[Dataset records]
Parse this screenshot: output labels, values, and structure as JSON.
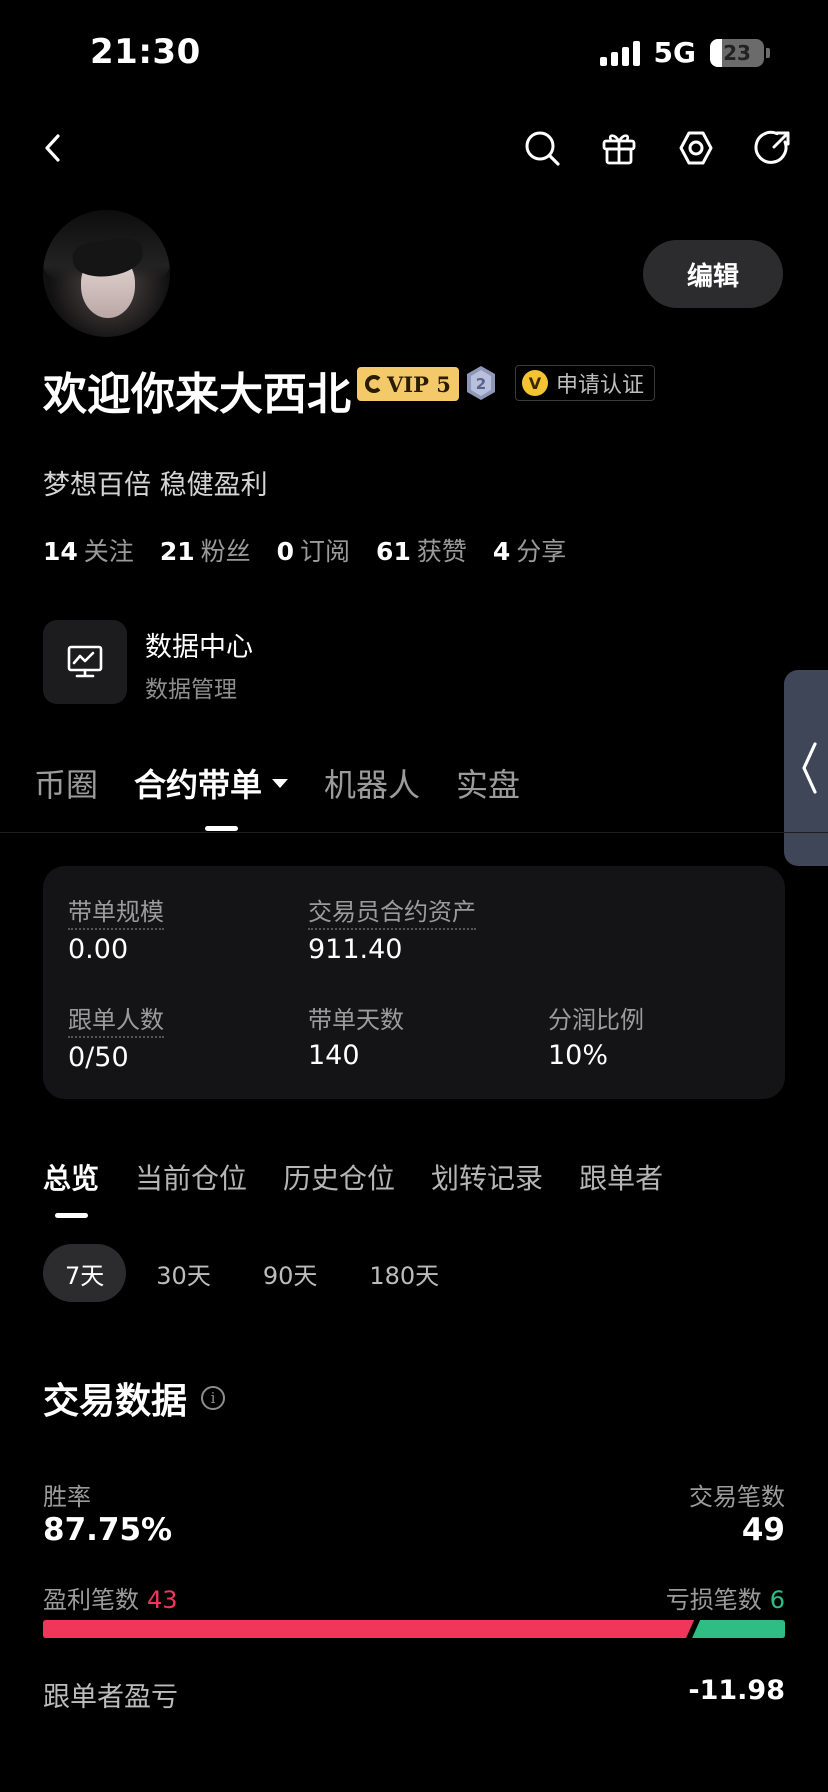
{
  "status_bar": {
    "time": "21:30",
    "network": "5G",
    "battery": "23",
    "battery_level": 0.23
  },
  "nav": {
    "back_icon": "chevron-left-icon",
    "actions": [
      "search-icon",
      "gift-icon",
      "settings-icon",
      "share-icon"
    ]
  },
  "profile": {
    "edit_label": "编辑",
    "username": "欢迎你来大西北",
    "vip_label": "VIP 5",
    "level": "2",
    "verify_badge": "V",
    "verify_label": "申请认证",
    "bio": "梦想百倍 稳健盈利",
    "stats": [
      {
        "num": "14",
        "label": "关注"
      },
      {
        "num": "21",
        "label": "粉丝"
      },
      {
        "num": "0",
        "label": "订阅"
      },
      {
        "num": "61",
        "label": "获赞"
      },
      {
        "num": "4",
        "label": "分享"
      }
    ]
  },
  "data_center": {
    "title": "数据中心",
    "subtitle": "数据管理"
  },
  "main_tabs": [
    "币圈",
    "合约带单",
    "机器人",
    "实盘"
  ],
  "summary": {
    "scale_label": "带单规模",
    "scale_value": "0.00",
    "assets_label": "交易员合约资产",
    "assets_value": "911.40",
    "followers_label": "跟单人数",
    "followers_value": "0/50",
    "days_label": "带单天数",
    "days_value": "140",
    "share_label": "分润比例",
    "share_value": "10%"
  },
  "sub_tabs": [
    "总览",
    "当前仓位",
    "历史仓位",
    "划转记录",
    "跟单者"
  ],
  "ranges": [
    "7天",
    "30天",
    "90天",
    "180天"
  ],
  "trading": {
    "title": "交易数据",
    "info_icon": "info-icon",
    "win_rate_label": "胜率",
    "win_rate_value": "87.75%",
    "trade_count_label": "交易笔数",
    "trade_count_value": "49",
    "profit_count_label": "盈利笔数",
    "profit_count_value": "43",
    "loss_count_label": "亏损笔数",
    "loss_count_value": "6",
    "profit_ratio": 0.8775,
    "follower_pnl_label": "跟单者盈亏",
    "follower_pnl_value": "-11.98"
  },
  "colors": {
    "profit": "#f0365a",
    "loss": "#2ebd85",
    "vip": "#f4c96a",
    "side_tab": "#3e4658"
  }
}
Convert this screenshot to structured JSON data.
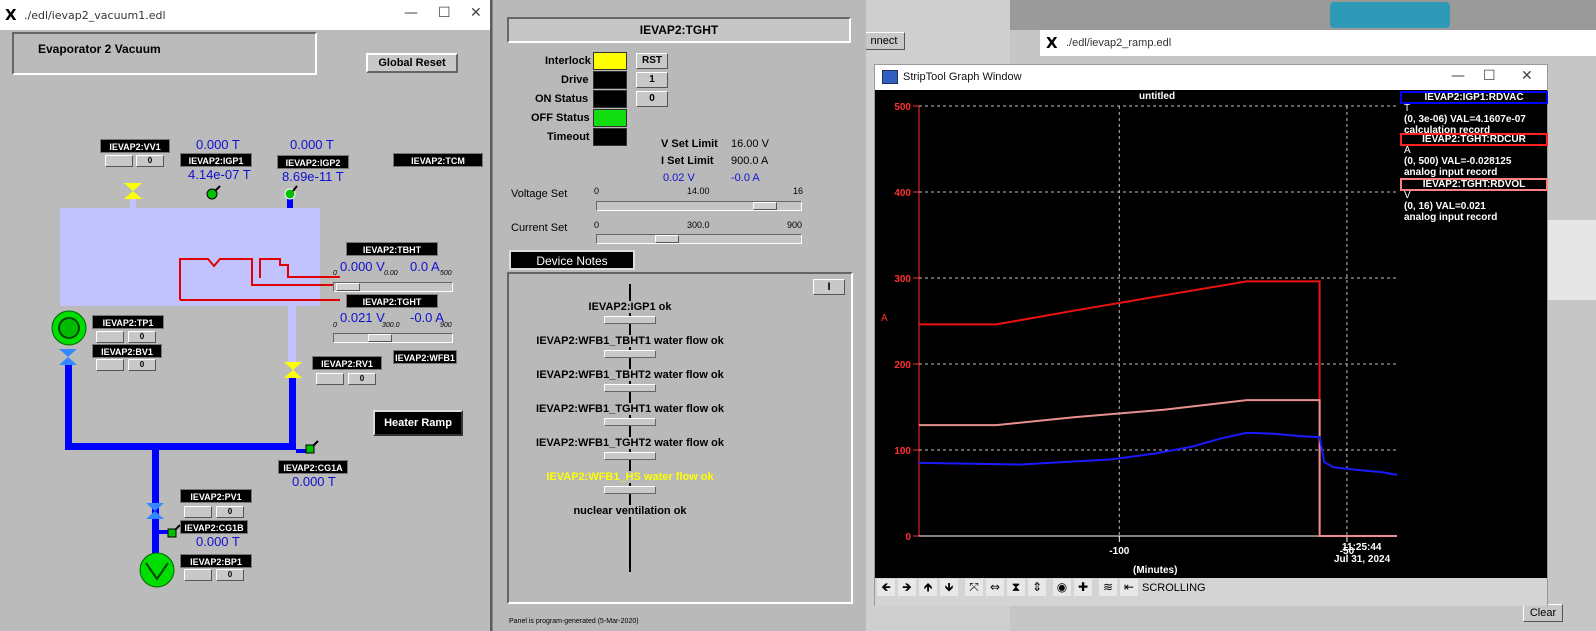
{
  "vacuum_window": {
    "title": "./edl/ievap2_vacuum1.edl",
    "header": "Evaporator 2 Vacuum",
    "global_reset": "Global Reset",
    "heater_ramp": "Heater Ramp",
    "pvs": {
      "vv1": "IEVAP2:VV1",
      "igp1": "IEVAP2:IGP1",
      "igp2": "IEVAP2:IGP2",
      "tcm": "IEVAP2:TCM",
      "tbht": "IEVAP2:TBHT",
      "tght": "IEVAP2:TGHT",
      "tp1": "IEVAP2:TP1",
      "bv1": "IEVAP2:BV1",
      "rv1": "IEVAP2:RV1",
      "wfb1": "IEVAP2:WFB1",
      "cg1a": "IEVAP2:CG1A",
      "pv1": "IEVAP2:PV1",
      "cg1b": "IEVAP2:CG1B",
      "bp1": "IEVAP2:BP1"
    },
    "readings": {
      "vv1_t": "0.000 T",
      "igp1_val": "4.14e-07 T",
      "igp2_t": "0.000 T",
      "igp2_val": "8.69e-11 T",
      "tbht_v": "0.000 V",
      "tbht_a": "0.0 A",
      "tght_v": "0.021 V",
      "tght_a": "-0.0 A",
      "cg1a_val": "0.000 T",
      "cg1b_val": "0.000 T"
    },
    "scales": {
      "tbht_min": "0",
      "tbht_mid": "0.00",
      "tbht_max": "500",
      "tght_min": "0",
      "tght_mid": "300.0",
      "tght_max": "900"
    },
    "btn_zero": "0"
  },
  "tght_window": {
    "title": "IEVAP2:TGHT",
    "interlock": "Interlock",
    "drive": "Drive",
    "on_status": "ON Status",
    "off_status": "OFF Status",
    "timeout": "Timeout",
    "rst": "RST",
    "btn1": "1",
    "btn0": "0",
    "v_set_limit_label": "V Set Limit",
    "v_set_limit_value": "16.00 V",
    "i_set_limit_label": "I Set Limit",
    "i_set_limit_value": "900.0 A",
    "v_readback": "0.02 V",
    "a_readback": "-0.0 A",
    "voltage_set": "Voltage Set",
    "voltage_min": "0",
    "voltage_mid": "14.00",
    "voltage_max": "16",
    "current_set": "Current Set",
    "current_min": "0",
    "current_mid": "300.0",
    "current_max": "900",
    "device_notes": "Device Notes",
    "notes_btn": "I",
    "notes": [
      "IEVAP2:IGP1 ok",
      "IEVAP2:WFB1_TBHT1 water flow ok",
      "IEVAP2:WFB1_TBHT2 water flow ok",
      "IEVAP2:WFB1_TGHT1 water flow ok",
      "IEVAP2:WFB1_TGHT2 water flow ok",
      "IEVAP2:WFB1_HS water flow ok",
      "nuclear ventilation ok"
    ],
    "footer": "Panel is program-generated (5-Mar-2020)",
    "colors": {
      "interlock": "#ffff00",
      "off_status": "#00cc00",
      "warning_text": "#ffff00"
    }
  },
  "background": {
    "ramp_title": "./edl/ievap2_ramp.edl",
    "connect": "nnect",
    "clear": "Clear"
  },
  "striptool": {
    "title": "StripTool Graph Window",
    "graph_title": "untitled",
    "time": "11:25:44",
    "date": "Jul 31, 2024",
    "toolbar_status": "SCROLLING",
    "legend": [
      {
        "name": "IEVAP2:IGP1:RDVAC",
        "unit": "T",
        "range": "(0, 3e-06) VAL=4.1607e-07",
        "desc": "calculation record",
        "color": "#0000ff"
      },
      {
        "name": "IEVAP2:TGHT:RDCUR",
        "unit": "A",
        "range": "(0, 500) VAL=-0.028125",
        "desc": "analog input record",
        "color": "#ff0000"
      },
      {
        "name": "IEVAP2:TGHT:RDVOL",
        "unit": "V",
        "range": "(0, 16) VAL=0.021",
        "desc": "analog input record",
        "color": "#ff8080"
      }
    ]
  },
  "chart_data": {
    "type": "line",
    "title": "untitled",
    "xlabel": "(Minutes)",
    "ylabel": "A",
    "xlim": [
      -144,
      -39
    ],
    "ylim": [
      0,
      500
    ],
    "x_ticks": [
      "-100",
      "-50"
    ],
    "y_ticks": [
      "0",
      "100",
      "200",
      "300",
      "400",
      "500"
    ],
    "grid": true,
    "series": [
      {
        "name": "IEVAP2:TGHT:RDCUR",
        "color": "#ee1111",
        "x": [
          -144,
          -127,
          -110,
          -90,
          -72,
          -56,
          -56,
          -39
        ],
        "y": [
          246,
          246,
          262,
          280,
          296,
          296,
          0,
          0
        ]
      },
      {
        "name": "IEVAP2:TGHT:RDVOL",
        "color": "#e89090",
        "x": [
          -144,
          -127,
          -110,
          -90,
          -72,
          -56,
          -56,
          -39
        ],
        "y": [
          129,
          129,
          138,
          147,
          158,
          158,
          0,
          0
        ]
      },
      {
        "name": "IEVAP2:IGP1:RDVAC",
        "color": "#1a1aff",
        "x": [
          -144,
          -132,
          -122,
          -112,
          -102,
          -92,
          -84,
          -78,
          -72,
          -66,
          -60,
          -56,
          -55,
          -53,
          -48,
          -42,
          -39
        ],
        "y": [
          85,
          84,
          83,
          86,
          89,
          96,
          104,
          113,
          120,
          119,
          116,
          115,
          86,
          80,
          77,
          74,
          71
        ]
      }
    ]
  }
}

---

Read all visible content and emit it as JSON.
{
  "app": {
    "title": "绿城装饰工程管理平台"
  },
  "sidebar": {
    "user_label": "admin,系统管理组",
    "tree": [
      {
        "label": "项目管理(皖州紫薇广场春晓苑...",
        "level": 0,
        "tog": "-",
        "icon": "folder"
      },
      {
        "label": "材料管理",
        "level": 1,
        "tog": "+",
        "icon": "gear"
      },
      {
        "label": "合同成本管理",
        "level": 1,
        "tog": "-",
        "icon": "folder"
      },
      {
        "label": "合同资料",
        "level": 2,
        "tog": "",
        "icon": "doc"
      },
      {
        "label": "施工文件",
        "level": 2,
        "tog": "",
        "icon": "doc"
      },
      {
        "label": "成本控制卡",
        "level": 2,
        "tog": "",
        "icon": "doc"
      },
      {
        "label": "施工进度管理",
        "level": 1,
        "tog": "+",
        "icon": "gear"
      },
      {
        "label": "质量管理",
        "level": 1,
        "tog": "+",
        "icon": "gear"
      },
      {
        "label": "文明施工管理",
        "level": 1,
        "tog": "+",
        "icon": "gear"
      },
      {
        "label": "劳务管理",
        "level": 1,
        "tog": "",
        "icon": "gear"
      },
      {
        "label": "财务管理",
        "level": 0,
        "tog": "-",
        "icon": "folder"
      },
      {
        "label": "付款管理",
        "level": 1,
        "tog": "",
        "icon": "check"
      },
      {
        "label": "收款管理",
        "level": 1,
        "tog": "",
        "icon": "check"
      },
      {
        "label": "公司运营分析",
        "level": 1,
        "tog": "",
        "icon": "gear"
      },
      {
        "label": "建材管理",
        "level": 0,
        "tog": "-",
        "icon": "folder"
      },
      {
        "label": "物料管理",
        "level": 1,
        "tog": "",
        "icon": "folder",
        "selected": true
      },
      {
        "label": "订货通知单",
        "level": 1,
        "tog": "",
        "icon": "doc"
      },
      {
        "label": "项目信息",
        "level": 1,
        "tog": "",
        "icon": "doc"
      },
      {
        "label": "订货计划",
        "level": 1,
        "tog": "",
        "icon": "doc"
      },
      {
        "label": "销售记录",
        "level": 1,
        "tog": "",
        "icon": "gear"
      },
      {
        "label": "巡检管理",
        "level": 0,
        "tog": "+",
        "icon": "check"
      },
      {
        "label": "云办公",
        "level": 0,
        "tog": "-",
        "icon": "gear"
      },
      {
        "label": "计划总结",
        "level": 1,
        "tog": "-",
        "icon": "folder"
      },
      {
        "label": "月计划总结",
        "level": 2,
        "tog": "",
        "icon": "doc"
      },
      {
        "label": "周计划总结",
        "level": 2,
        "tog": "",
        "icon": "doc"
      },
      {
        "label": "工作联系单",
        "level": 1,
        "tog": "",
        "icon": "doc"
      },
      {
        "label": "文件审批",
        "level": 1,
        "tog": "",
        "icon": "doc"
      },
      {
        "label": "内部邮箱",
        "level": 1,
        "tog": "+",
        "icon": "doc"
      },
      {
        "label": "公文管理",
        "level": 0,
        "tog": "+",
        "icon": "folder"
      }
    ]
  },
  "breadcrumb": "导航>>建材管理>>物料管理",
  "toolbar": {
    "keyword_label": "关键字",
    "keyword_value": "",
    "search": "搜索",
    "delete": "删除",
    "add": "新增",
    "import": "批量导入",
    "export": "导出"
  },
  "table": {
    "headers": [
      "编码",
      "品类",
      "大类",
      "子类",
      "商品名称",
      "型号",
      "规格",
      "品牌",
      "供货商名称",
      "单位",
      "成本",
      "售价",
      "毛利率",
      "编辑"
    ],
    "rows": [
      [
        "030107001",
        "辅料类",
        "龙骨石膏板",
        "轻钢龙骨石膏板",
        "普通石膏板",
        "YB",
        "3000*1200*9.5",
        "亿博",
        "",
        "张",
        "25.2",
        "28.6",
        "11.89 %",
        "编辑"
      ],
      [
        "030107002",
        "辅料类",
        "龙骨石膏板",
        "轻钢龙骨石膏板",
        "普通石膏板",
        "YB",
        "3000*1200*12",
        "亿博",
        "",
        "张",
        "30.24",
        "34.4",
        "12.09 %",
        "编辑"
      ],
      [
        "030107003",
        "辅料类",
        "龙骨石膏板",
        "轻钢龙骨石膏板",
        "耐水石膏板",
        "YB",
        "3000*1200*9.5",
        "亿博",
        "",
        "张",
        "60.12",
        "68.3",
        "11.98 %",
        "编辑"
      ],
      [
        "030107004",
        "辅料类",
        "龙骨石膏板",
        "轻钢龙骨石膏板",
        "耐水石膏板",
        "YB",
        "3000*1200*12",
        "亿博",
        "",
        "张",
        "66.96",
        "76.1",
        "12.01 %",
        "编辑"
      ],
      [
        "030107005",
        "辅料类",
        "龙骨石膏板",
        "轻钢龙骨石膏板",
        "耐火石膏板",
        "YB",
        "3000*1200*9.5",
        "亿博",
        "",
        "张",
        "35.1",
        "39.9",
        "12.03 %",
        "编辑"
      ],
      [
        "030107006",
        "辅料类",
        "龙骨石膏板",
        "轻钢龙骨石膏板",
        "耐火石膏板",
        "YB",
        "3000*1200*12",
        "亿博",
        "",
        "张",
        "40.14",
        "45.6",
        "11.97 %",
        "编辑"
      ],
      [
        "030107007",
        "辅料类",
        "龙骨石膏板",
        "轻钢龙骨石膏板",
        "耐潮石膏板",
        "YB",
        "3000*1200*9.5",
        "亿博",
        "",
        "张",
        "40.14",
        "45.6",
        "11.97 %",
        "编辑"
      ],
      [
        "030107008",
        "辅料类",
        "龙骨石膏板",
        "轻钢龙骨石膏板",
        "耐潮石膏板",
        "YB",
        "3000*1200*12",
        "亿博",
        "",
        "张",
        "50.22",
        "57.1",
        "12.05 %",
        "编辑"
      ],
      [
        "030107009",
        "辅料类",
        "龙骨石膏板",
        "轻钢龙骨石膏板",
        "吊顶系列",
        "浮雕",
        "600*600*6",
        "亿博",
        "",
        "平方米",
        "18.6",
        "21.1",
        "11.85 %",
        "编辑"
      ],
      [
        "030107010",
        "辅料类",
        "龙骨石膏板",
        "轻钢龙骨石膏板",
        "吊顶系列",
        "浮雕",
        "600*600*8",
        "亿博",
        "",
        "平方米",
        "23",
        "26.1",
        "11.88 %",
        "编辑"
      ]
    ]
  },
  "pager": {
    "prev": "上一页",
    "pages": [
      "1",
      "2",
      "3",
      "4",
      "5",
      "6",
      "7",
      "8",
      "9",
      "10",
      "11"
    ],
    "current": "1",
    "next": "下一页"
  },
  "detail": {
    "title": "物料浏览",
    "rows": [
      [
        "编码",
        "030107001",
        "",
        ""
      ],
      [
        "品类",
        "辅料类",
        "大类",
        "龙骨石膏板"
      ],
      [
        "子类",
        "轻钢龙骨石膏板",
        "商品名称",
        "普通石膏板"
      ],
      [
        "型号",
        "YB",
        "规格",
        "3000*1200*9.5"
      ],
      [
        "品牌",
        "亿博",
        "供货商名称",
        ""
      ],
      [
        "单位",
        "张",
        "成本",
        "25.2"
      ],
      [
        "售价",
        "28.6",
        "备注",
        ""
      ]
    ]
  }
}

Problem =
Find each line holding the string "screenshot" and copy it out.

Answer =
Parse this screenshot: output labels, values, and structure as JSON.
Convert this screenshot to structured JSON data.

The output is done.